Record excerpts
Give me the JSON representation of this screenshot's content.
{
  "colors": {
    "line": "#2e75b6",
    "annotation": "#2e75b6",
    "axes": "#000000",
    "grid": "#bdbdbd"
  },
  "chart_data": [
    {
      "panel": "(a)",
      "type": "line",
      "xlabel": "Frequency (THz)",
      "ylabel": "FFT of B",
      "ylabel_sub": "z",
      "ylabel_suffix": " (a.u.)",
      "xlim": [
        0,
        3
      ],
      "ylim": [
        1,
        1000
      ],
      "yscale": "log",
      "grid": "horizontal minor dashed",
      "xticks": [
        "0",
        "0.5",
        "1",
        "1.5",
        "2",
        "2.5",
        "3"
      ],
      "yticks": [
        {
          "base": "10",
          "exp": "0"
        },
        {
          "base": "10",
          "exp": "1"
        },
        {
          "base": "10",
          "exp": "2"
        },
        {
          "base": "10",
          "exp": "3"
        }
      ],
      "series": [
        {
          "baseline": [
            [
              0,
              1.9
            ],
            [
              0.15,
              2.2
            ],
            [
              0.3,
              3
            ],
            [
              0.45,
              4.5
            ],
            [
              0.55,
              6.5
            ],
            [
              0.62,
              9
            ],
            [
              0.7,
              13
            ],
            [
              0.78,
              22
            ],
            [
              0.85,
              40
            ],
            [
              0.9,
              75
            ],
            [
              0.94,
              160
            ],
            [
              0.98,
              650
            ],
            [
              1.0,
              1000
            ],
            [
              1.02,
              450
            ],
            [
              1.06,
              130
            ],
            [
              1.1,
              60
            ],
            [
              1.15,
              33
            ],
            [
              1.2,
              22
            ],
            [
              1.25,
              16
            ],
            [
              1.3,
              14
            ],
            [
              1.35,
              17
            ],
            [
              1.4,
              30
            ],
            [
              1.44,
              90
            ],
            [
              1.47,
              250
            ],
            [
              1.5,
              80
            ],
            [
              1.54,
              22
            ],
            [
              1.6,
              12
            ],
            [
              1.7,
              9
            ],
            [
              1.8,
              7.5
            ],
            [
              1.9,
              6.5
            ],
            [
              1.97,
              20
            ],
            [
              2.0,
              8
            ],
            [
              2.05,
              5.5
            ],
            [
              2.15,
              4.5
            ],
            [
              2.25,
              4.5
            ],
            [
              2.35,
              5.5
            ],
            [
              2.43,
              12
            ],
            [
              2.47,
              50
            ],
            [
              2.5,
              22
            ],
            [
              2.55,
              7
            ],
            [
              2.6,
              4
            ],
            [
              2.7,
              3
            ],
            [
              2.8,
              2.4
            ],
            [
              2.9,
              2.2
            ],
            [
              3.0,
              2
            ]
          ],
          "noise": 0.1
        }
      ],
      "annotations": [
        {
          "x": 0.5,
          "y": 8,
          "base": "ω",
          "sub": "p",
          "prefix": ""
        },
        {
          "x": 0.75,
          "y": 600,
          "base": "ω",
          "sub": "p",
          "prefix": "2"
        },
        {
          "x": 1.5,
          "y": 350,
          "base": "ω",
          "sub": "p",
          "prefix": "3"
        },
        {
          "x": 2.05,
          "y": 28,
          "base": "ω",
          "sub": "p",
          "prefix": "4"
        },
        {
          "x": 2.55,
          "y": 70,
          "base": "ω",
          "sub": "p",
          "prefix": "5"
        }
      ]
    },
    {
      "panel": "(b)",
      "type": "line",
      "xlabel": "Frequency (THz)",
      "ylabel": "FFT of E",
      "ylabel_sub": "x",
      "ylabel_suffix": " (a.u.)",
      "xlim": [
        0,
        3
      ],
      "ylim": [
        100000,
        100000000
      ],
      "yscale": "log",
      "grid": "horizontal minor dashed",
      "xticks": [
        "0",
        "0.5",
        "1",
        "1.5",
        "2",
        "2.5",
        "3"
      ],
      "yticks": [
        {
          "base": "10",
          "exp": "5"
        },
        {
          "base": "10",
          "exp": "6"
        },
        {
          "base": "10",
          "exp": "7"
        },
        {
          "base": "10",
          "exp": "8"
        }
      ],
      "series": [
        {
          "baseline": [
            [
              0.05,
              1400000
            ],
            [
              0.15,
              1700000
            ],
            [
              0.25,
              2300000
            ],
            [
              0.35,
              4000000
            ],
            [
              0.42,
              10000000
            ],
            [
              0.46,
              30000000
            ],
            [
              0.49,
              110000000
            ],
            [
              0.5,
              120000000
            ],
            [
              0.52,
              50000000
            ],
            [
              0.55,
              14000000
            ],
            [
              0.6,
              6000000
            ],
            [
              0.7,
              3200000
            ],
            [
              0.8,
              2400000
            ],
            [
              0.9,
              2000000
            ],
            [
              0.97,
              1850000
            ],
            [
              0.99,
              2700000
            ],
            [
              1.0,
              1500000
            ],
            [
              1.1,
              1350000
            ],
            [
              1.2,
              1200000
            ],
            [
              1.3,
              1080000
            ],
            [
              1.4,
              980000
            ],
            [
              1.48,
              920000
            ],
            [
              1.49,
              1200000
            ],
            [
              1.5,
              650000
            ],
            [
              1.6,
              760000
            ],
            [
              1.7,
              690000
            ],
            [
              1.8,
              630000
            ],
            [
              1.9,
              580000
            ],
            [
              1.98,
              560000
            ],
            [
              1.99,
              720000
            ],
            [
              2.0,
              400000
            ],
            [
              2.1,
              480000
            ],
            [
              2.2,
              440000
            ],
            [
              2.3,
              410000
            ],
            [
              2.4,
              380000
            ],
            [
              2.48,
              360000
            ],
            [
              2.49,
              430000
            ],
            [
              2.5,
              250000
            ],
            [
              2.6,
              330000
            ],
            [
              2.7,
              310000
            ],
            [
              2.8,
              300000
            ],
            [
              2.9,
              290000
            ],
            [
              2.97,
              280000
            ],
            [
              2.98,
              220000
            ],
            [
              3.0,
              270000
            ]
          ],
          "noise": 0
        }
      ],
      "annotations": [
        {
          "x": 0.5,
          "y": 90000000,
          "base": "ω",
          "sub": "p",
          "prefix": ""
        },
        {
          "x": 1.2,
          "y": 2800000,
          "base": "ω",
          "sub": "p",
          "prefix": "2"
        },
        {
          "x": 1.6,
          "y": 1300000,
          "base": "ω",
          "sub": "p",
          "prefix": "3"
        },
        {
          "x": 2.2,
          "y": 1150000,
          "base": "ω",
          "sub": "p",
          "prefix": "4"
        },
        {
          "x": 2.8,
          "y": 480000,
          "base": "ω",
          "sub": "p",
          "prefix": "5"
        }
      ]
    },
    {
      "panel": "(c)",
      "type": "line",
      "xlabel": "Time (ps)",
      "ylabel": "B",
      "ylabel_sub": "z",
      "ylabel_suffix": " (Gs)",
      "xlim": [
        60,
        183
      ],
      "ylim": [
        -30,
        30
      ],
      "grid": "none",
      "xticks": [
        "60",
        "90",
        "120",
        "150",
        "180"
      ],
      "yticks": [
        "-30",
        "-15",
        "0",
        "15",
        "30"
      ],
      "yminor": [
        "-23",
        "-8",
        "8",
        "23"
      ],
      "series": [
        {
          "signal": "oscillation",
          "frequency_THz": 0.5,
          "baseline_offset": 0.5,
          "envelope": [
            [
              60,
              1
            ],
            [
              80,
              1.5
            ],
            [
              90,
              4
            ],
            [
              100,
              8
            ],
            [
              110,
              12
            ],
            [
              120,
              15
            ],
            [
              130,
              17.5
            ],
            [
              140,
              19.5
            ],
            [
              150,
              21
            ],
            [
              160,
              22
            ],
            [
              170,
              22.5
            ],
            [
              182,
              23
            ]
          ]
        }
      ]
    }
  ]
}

What this task involves
Repeat every line of the records above exactly.

Answer for the task
Give me the JSON representation of this screenshot's content.
{
  "colors": {
    "line": "#2e75b6",
    "annotation": "#2e75b6",
    "axes": "#000000",
    "grid": "#bdbdbd"
  },
  "chart_data": [
    {
      "panel": "(a)",
      "type": "line",
      "xlabel": "Frequency (THz)",
      "ylabel": "FFT of B",
      "ylabel_sub": "z",
      "ylabel_suffix": " (a.u.)",
      "xlim": [
        0,
        3
      ],
      "ylim": [
        1,
        1000
      ],
      "yscale": "log",
      "grid": "horizontal minor dashed",
      "xticks": [
        "0",
        "0.5",
        "1",
        "1.5",
        "2",
        "2.5",
        "3"
      ],
      "yticks": [
        {
          "base": "10",
          "exp": "0"
        },
        {
          "base": "10",
          "exp": "1"
        },
        {
          "base": "10",
          "exp": "2"
        },
        {
          "base": "10",
          "exp": "3"
        }
      ],
      "series": [
        {
          "baseline": [
            [
              0,
              1.9
            ],
            [
              0.15,
              2.2
            ],
            [
              0.3,
              3
            ],
            [
              0.45,
              4.5
            ],
            [
              0.55,
              6.5
            ],
            [
              0.62,
              9
            ],
            [
              0.7,
              13
            ],
            [
              0.78,
              22
            ],
            [
              0.85,
              40
            ],
            [
              0.9,
              75
            ],
            [
              0.94,
              160
            ],
            [
              0.98,
              650
            ],
            [
              1.0,
              1000
            ],
            [
              1.02,
              450
            ],
            [
              1.06,
              130
            ],
            [
              1.1,
              60
            ],
            [
              1.15,
              33
            ],
            [
              1.2,
              22
            ],
            [
              1.25,
              16
            ],
            [
              1.3,
              14
            ],
            [
              1.35,
              17
            ],
            [
              1.4,
              30
            ],
            [
              1.44,
              90
            ],
            [
              1.47,
              250
            ],
            [
              1.5,
              80
            ],
            [
              1.54,
              22
            ],
            [
              1.6,
              12
            ],
            [
              1.7,
              9
            ],
            [
              1.8,
              7.5
            ],
            [
              1.9,
              6.5
            ],
            [
              1.97,
              20
            ],
            [
              2.0,
              8
            ],
            [
              2.05,
              5.5
            ],
            [
              2.15,
              4.5
            ],
            [
              2.25,
              4.5
            ],
            [
              2.35,
              5.5
            ],
            [
              2.43,
              12
            ],
            [
              2.47,
              50
            ],
            [
              2.5,
              22
            ],
            [
              2.55,
              7
            ],
            [
              2.6,
              4
            ],
            [
              2.7,
              3
            ],
            [
              2.8,
              2.4
            ],
            [
              2.9,
              2.2
            ],
            [
              3.0,
              2
            ]
          ],
          "noise": 0.1
        }
      ],
      "annotations": [
        {
          "x": 0.5,
          "y": 8,
          "base": "ω",
          "sub": "p",
          "prefix": ""
        },
        {
          "x": 0.75,
          "y": 600,
          "base": "ω",
          "sub": "p",
          "prefix": "2"
        },
        {
          "x": 1.5,
          "y": 350,
          "base": "ω",
          "sub": "p",
          "prefix": "3"
        },
        {
          "x": 2.05,
          "y": 28,
          "base": "ω",
          "sub": "p",
          "prefix": "4"
        },
        {
          "x": 2.55,
          "y": 70,
          "base": "ω",
          "sub": "p",
          "prefix": "5"
        }
      ]
    },
    {
      "panel": "(b)",
      "type": "line",
      "xlabel": "Frequency (THz)",
      "ylabel": "FFT of E",
      "ylabel_sub": "x",
      "ylabel_suffix": " (a.u.)",
      "xlim": [
        0,
        3
      ],
      "ylim": [
        100000,
        100000000
      ],
      "yscale": "log",
      "grid": "horizontal minor dashed",
      "xticks": [
        "0",
        "0.5",
        "1",
        "1.5",
        "2",
        "2.5",
        "3"
      ],
      "yticks": [
        {
          "base": "10",
          "exp": "5"
        },
        {
          "base": "10",
          "exp": "6"
        },
        {
          "base": "10",
          "exp": "7"
        },
        {
          "base": "10",
          "exp": "8"
        }
      ],
      "series": [
        {
          "baseline": [
            [
              0.05,
              1400000
            ],
            [
              0.15,
              1700000
            ],
            [
              0.25,
              2300000
            ],
            [
              0.35,
              4000000
            ],
            [
              0.42,
              10000000
            ],
            [
              0.46,
              30000000
            ],
            [
              0.49,
              110000000
            ],
            [
              0.5,
              120000000
            ],
            [
              0.52,
              50000000
            ],
            [
              0.55,
              14000000
            ],
            [
              0.6,
              6000000
            ],
            [
              0.7,
              3200000
            ],
            [
              0.8,
              2400000
            ],
            [
              0.9,
              2000000
            ],
            [
              0.97,
              1850000
            ],
            [
              0.99,
              2700000
            ],
            [
              1.0,
              1500000
            ],
            [
              1.1,
              1350000
            ],
            [
              1.2,
              1200000
            ],
            [
              1.3,
              1080000
            ],
            [
              1.4,
              980000
            ],
            [
              1.48,
              920000
            ],
            [
              1.49,
              1200000
            ],
            [
              1.5,
              650000
            ],
            [
              1.6,
              760000
            ],
            [
              1.7,
              690000
            ],
            [
              1.8,
              630000
            ],
            [
              1.9,
              580000
            ],
            [
              1.98,
              560000
            ],
            [
              1.99,
              720000
            ],
            [
              2.0,
              400000
            ],
            [
              2.1,
              480000
            ],
            [
              2.2,
              440000
            ],
            [
              2.3,
              410000
            ],
            [
              2.4,
              380000
            ],
            [
              2.48,
              360000
            ],
            [
              2.49,
              430000
            ],
            [
              2.5,
              250000
            ],
            [
              2.6,
              330000
            ],
            [
              2.7,
              310000
            ],
            [
              2.8,
              300000
            ],
            [
              2.9,
              290000
            ],
            [
              2.97,
              280000
            ],
            [
              2.98,
              220000
            ],
            [
              3.0,
              270000
            ]
          ],
          "noise": 0
        }
      ],
      "annotations": [
        {
          "x": 0.5,
          "y": 90000000,
          "base": "ω",
          "sub": "p",
          "prefix": ""
        },
        {
          "x": 1.2,
          "y": 2800000,
          "base": "ω",
          "sub": "p",
          "prefix": "2"
        },
        {
          "x": 1.6,
          "y": 1300000,
          "base": "ω",
          "sub": "p",
          "prefix": "3"
        },
        {
          "x": 2.2,
          "y": 1150000,
          "base": "ω",
          "sub": "p",
          "prefix": "4"
        },
        {
          "x": 2.8,
          "y": 480000,
          "base": "ω",
          "sub": "p",
          "prefix": "5"
        }
      ]
    },
    {
      "panel": "(c)",
      "type": "line",
      "xlabel": "Time (ps)",
      "ylabel": "B",
      "ylabel_sub": "z",
      "ylabel_suffix": " (Gs)",
      "xlim": [
        60,
        183
      ],
      "ylim": [
        -30,
        30
      ],
      "grid": "none",
      "xticks": [
        "60",
        "90",
        "120",
        "150",
        "180"
      ],
      "yticks": [
        "-30",
        "-15",
        "0",
        "15",
        "30"
      ],
      "yminor": [
        "-23",
        "-8",
        "8",
        "23"
      ],
      "series": [
        {
          "signal": "oscillation",
          "frequency_THz": 0.5,
          "baseline_offset": 0.5,
          "envelope": [
            [
              60,
              1
            ],
            [
              80,
              1.5
            ],
            [
              90,
              4
            ],
            [
              100,
              8
            ],
            [
              110,
              12
            ],
            [
              120,
              15
            ],
            [
              130,
              17.5
            ],
            [
              140,
              19.5
            ],
            [
              150,
              21
            ],
            [
              160,
              22
            ],
            [
              170,
              22.5
            ],
            [
              182,
              23
            ]
          ]
        }
      ]
    }
  ]
}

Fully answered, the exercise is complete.